* _What the task requires_
Copy each line that holds "Chron".

* _Data entries_
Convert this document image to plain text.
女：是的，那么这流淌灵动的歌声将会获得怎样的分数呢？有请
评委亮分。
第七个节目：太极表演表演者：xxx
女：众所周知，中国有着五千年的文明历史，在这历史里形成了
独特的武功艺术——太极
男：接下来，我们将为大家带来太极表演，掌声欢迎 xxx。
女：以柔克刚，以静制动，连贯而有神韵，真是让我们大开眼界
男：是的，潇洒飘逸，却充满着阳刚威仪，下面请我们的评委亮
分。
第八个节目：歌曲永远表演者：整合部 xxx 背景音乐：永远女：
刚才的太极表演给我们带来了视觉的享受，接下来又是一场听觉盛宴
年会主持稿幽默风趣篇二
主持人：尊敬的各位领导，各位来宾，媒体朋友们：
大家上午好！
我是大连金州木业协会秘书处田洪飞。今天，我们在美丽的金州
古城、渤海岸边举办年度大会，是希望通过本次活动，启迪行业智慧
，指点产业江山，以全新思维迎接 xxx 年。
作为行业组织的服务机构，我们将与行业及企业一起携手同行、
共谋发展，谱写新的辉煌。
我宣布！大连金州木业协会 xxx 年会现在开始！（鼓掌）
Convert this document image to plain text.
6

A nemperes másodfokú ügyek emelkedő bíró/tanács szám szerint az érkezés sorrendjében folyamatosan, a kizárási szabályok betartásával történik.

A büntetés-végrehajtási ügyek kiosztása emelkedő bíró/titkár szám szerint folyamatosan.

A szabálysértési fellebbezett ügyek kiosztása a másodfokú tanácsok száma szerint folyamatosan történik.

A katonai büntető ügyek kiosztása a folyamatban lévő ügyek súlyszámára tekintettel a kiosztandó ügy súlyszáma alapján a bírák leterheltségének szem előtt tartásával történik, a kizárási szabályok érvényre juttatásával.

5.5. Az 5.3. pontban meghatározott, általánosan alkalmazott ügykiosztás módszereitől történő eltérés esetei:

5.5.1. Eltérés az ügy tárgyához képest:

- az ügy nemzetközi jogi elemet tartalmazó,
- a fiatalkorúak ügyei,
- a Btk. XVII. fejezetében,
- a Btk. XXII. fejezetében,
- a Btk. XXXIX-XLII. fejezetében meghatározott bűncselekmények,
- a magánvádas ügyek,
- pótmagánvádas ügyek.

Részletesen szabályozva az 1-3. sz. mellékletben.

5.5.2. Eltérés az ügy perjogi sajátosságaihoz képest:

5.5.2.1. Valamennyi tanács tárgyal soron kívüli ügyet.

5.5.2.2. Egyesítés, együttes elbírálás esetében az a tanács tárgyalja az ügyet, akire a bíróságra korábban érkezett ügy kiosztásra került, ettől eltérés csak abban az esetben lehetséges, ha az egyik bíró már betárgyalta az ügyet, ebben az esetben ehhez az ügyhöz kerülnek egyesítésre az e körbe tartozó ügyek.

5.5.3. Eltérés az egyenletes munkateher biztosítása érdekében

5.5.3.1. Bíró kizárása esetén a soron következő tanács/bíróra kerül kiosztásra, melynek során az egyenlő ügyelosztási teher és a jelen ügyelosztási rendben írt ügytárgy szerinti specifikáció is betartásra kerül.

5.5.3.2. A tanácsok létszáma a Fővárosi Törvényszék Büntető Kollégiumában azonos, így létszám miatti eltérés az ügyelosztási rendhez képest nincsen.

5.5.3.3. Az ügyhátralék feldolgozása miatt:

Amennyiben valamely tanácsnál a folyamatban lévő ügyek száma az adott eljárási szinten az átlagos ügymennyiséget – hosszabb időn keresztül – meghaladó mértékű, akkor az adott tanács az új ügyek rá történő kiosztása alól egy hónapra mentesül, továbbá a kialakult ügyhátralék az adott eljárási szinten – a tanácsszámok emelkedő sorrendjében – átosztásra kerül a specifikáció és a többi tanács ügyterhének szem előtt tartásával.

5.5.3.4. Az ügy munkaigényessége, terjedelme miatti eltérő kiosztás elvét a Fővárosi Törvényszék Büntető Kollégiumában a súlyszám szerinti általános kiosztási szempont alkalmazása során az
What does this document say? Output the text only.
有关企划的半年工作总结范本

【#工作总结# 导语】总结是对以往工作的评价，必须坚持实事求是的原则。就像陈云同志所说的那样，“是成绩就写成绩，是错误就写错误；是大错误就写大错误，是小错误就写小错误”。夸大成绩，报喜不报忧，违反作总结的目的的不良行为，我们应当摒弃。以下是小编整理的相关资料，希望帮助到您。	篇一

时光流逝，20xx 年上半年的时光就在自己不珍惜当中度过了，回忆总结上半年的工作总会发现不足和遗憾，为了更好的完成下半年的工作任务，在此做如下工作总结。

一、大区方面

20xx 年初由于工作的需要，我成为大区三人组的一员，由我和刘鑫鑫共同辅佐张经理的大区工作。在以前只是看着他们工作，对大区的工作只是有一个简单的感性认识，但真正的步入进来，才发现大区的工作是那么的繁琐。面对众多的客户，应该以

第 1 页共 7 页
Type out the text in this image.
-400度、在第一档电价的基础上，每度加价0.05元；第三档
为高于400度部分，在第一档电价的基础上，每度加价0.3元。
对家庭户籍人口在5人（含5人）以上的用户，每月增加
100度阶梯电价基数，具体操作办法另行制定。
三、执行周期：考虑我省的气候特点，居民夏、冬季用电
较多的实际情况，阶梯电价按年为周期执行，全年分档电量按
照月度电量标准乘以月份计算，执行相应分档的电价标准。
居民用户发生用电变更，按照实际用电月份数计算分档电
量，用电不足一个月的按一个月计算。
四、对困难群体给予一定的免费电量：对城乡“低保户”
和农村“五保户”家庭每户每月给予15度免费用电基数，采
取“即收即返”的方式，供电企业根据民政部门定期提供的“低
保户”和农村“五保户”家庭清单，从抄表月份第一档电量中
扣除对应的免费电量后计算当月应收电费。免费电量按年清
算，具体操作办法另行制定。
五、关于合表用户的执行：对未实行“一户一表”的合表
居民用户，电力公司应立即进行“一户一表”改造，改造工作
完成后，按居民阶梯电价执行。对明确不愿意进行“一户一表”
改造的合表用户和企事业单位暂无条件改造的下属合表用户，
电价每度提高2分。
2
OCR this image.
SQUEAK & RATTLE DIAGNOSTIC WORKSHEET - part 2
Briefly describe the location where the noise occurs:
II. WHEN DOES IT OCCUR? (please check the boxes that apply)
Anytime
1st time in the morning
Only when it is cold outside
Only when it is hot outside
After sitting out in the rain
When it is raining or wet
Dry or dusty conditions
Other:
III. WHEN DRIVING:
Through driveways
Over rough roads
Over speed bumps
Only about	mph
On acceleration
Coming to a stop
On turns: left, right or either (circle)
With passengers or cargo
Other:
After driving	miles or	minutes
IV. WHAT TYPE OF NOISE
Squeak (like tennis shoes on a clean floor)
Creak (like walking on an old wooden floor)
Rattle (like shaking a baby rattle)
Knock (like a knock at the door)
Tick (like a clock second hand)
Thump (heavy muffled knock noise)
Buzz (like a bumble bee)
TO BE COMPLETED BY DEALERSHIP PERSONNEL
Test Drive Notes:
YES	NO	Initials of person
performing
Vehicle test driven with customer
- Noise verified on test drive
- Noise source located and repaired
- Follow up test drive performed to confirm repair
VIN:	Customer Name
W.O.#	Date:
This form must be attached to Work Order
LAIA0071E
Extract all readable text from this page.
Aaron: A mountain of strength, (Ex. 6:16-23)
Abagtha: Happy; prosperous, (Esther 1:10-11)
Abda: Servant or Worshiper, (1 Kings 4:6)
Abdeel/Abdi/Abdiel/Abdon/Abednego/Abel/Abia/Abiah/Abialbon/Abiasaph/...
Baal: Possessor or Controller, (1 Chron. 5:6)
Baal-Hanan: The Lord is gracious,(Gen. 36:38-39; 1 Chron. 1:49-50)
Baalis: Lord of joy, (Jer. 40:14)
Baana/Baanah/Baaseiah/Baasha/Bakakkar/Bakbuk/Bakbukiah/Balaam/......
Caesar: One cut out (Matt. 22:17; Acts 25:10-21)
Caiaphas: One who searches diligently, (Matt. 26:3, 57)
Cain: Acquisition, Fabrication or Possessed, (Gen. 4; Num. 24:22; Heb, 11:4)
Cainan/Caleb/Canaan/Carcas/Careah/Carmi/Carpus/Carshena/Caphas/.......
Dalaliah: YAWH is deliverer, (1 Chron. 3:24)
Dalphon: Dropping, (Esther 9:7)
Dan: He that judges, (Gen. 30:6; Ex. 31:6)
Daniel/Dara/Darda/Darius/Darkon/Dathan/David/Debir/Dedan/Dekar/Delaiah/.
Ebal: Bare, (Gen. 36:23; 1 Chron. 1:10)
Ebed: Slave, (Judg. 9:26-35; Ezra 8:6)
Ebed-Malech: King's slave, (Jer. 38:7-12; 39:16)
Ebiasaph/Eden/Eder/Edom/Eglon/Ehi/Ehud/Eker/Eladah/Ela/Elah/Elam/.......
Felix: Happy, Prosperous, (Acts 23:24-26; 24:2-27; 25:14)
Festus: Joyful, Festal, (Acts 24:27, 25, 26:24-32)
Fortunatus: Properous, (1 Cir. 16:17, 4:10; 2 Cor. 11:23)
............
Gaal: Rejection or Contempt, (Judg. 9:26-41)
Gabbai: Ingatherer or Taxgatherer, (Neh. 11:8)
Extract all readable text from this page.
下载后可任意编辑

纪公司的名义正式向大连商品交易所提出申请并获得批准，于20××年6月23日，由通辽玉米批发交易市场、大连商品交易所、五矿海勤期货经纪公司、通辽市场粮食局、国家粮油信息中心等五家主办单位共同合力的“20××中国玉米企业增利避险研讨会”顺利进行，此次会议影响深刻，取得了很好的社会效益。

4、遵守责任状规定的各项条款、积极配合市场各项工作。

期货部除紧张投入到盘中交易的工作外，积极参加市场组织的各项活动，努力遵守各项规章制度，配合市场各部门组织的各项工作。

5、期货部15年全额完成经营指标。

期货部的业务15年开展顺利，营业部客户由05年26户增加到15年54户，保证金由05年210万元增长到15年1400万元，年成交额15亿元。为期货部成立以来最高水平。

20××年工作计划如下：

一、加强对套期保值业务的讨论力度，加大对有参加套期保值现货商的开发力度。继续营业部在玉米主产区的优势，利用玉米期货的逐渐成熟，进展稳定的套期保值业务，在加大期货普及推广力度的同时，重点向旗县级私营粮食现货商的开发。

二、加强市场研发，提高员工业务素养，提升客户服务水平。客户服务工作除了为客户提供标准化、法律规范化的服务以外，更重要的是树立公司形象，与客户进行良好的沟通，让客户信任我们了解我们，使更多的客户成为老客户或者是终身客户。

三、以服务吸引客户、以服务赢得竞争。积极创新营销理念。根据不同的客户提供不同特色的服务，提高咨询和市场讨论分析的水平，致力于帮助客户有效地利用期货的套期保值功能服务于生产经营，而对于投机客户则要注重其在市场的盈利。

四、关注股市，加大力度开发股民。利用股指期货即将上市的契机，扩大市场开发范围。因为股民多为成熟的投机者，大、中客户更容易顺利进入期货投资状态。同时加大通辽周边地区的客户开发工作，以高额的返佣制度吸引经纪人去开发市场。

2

* _Expected answer_
Baal: Possessor or Controller, (1 Chron. 5:6)
Baal-Hanan: The Lord is gracious,(Gen. 36:38-39; 1 Chron. 1:49-50)
Dalaliah: YAWH is deliverer, (1 Chron. 3:24)
Ebal: Bare, (Gen. 36:23; 1 Chron. 1:10)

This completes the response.